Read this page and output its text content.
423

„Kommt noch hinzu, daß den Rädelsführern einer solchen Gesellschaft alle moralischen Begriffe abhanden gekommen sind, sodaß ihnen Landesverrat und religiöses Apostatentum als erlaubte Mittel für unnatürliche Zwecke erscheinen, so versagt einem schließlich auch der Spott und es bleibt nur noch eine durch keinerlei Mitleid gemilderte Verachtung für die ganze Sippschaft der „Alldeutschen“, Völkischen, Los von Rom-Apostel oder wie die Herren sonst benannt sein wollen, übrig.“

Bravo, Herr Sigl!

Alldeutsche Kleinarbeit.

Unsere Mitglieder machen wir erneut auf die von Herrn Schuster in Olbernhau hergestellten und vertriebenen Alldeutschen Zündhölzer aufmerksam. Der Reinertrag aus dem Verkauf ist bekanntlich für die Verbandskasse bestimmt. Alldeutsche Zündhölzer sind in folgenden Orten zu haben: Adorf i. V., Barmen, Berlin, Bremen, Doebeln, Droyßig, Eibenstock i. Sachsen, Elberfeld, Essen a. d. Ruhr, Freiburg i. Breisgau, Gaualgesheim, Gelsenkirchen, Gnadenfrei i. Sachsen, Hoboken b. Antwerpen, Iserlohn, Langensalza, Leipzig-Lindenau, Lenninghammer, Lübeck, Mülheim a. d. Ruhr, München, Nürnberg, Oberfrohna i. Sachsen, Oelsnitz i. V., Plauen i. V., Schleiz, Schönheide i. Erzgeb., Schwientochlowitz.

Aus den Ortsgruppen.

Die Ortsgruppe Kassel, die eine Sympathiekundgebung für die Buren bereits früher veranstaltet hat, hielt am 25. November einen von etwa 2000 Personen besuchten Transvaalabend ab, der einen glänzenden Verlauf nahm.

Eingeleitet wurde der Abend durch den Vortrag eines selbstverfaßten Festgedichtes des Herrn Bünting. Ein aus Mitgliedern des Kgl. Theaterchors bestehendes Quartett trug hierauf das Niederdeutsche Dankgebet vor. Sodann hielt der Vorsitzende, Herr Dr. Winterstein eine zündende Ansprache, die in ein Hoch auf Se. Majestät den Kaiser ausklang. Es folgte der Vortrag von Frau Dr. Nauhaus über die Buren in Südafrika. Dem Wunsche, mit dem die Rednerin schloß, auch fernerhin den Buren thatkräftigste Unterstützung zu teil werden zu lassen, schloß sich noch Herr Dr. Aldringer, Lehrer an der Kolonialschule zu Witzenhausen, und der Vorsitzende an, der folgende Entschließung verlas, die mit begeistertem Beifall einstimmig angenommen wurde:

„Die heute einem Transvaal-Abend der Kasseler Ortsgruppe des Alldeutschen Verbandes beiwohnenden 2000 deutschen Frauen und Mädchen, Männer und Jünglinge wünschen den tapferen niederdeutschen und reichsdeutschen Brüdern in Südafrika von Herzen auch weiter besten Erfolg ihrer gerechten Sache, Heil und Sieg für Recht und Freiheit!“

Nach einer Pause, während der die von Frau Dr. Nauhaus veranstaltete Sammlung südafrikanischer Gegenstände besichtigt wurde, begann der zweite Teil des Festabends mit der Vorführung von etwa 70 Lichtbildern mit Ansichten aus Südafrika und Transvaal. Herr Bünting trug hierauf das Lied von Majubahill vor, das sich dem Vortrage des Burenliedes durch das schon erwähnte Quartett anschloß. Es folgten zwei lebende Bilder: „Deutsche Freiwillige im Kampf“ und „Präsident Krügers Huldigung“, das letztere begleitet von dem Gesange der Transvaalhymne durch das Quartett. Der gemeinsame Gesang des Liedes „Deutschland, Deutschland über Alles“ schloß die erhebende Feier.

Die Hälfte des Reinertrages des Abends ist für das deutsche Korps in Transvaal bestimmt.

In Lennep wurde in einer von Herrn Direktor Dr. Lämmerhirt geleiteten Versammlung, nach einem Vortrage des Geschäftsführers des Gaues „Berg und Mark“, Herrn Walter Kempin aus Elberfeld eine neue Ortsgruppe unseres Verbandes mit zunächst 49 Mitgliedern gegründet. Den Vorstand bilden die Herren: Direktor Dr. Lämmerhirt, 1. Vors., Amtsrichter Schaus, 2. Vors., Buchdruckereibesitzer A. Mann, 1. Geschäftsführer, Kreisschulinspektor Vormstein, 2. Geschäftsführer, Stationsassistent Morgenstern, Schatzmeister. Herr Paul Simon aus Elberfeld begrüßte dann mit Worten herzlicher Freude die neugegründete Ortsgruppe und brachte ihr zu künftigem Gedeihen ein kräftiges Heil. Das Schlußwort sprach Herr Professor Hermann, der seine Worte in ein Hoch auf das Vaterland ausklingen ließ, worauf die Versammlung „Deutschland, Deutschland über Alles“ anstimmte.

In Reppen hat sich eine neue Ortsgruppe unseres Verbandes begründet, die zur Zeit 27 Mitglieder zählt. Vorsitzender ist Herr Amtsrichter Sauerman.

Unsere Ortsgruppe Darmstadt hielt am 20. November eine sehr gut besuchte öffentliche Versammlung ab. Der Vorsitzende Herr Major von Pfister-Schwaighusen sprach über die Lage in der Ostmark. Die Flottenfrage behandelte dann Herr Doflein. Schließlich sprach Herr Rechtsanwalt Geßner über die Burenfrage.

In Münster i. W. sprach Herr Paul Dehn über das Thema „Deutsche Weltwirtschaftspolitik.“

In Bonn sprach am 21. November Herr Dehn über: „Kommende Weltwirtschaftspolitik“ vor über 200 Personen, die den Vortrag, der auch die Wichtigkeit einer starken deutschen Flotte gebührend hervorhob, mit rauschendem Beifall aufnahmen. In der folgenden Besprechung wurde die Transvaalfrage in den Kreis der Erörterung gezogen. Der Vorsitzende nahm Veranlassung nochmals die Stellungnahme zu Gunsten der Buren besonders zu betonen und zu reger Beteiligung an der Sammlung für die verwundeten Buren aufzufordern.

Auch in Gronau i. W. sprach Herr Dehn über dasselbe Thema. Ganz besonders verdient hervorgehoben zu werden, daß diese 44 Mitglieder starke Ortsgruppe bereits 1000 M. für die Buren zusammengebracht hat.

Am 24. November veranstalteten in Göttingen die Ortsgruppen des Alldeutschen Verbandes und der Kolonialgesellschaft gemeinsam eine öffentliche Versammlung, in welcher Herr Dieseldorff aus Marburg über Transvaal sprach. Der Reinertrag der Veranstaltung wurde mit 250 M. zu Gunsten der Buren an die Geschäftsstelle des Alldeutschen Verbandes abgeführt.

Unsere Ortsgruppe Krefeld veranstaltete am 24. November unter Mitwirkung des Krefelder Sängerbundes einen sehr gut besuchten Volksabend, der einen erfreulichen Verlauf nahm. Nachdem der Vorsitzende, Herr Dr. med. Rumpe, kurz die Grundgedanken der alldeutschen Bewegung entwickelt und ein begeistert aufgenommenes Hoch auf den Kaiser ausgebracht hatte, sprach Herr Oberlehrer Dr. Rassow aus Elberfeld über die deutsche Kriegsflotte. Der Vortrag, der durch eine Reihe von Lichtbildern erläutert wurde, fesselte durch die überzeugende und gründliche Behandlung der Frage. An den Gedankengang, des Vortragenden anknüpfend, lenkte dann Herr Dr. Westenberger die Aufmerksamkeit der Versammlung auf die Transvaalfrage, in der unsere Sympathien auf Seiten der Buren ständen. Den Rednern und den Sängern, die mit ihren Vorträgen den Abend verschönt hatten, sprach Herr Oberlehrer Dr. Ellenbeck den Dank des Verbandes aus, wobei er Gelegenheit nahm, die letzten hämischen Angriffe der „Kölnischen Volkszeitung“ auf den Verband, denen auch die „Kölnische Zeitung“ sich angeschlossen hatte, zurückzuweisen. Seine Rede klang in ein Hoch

▸ **WORK INSTRUCTION**:
Copy all data exactly, start to finish.

▸ **REPLY**:
Read this page and output its text content.
423

„Kommt noch hinzu, daß den Rädelsführern einer solchen Gesellschaft alle moralischen Begriffe abhanden gekommen sind, sodaß ihnen Landesverrat und religiöses Apostatentum als erlaubte Mittel für unnatürliche Zwecke erscheinen, so versagt einem schließlich auch der Spott und es bleibt nur noch eine durch keinerlei Mitleid gemilderte Verachtung für die ganze Sippschaft der „Alldeutschen“, Völkischen, Los von Rom-Apostel oder wie die Herren sonst benannt sein wollen, übrig.“

Bravo, Herr Sigl!

Alldeutsche Kleinarbeit.

Unsere Mitglieder machen wir erneut auf die von Herrn Schuster in Olbernhau hergestellten und vertriebenen Alldeutschen Zündhölzer aufmerksam. Der Reinertrag aus dem Verkauf ist bekanntlich für die Verbandskasse bestimmt. Alldeutsche Zündhölzer sind in folgenden Orten zu haben: Adorf i. V., Barmen, Berlin, Bremen, Doebeln, Droyßig, Eibenstock i. Sachsen, Elberfeld, Essen a. d. Ruhr, Freiburg i. Breisgau, Gaualgesheim, Gelsenkirchen, Gnadenfrei i. Sachsen, Hoboken b. Antwerpen, Iserlohn, Langensalza, Leipzig-Lindenau, Lenninghammer, Lübeck, Mülheim a. d. Ruhr, München, Nürnberg, Oberfrohna i. Sachsen, Oelsnitz i. V., Plauen i. V., Schleiz, Schönheide i. Erzgeb., Schwientochlowitz.

Aus den Ortsgruppen.

Die Ortsgruppe Kassel, die eine Sympathiekundgebung für die Buren bereits früher veranstaltet hat, hielt am 25. November einen von etwa 2000 Personen besuchten Transvaalabend ab, der einen glänzenden Verlauf nahm.

Eingeleitet wurde der Abend durch den Vortrag eines selbstverfaßten Festgedichtes des Herrn Bünting. Ein aus Mitgliedern des Kgl. Theaterchors bestehendes Quartett trug hierauf das Niederdeutsche Dankgebet vor. Sodann hielt der Vorsitzende, Herr Dr. Winterstein eine zündende Ansprache, die in ein Hoch auf Se. Majestät den Kaiser ausklang. Es folgte der Vortrag von Frau Dr. Nauhaus über die Buren in Südafrika. Dem Wunsche, mit dem die Rednerin schloß, auch fernerhin den Buren thatkräftigste Unterstützung zu teil werden zu lassen, schloß sich noch Herr Dr. Aldringer, Lehrer an der Kolonialschule zu Witzenhausen, und der Vorsitzende an, der folgende Entschließung verlas, die mit begeistertem Beifall einstimmig angenommen wurde:

„Die heute einem Transvaal-Abend der Kasseler Ortsgruppe des Alldeutschen Verbandes beiwohnenden 2000 deutschen Frauen und Mädchen, Männer und Jünglinge wünschen den tapferen niederdeutschen und reichsdeutschen Brüdern in Südafrika von Herzen auch weiter besten Erfolg ihrer gerechten Sache, Heil und Sieg für Recht und Freiheit!“

Nach einer Pause, während der die von Frau Dr. Nauhaus veranstaltete Sammlung südafrikanischer Gegenstände besichtigt wurde, begann der zweite Teil des Festabends mit der Vorführung von etwa 70 Lichtbildern mit Ansichten aus Südafrika und Transvaal. Herr Bünting trug hierauf das Lied von Majubahill vor, das sich dem Vortrage des Burenliedes durch das schon erwähnte Quartett anschloß. Es folgten zwei lebende Bilder: „Deutsche Freiwillige im Kampf“ und „Präsident Krügers Huldigung“, das letztere begleitet von dem Gesange der Transvaalhymne durch das Quartett. Der gemeinsame Gesang des Liedes „Deutschland, Deutschland über Alles“ schloß die erhebende Feier.

Die Hälfte des Reinertrages des Abends ist für das deutsche Korps in Transvaal bestimmt.

In Lennep wurde in einer von Herrn Direktor Dr. Lämmerhirt geleiteten Versammlung, nach einem Vortrage des Geschäftsführers des Gaues „Berg und Mark“, Herrn Walter Kempin aus Elberfeld eine neue Ortsgruppe unseres Verbandes mit zunächst 49 Mitgliedern gegründet. Den Vorstand bilden die Herren: Direktor Dr. Lämmerhirt, 1. Vors., Amtsrichter Schaus, 2. Vors., Buchdruckereibesitzer A. Mann, 1. Geschäftsführer, Kreisschulinspektor Vormstein, 2. Geschäftsführer, Stationsassistent Morgenstern, Schatzmeister. Herr Paul Simon aus Elberfeld begrüßte dann mit Worten herzlicher Freude die neugegründete Ortsgruppe und brachte ihr zu künftigem Gedeihen ein kräftiges Heil. Das Schlußwort sprach Herr Professor Hermann, der seine Worte in ein Hoch auf das Vaterland ausklingen ließ, worauf die Versammlung „Deutschland, Deutschland über Alles“ anstimmte.

In Reppen hat sich eine neue Ortsgruppe unseres Verbandes begründet, die zur Zeit 27 Mitglieder zählt. Vorsitzender ist Herr Amtsrichter Sauerman.

Unsere Ortsgruppe Darmstadt hielt am 20. November eine sehr gut besuchte öffentliche Versammlung ab. Der Vorsitzende Herr Major von Pfister-Schwaighusen sprach über die Lage in der Ostmark. Die Flottenfrage behandelte dann Herr Doflein. Schließlich sprach Herr Rechtsanwalt Geßner über die Burenfrage.

In Münster i. W. sprach Herr Paul Dehn über das Thema „Deutsche Weltwirtschaftspolitik.“

In Bonn sprach am 21. November Herr Dehn über: „Kommende Weltwirtschaftspolitik“ vor über 200 Personen, die den Vortrag, der auch die Wichtigkeit einer starken deutschen Flotte gebührend hervorhob, mit rauschendem Beifall aufnahmen. In der folgenden Besprechung wurde die Transvaalfrage in den Kreis der Erörterung gezogen. Der Vorsitzende nahm Veranlassung nochmals die Stellungnahme zu Gunsten der Buren besonders zu betonen und zu reger Beteiligung an der Sammlung für die verwundeten Buren aufzufordern.

Auch in Gronau i. W. sprach Herr Dehn über dasselbe Thema. Ganz besonders verdient hervorgehoben zu werden, daß diese 44 Mitglieder starke Ortsgruppe bereits 1000 M. für die Buren zusammengebracht hat.

Am 24. November veranstalteten in Göttingen die Ortsgruppen des Alldeutschen Verbandes und der Kolonialgesellschaft gemeinsam eine öffentliche Versammlung, in welcher Herr Dieseldorff aus Marburg über Transvaal sprach. Der Reinertrag der Veranstaltung wurde mit 250 M. zu Gunsten der Buren an die Geschäftsstelle des Alldeutschen Verbandes abgeführt.

Unsere Ortsgruppe Krefeld veranstaltete am 24. November unter Mitwirkung des Krefelder Sängerbundes einen sehr gut besuchten Volksabend, der einen erfreulichen Verlauf nahm. Nachdem der Vorsitzende, Herr Dr. med. Rumpe, kurz die Grundgedanken der alldeutschen Bewegung entwickelt und ein begeistert aufgenommenes Hoch auf den Kaiser ausgebracht hatte, sprach Herr Oberlehrer Dr. Rassow aus Elberfeld über die deutsche Kriegsflotte. Der Vortrag, der durch eine Reihe von Lichtbildern erläutert wurde, fesselte durch die überzeugende und gründliche Behandlung der Frage. An den Gedankengang, des Vortragenden anknüpfend, lenkte dann Herr Dr. Westenberger die Aufmerksamkeit der Versammlung auf die Transvaalfrage, in der unsere Sympathien auf Seiten der Buren ständen. Den Rednern und den Sängern, die mit ihren Vorträgen den Abend verschönt hatten, sprach Herr Oberlehrer Dr. Ellenbeck den Dank des Verbandes aus, wobei er Gelegenheit nahm, die letzten hämischen Angriffe der „Kölnischen Volkszeitung“ auf den Verband, denen auch die „Kölnische Zeitung“ sich angeschlossen hatte, zurückzuweisen. Seine Rede klang in ein Hoch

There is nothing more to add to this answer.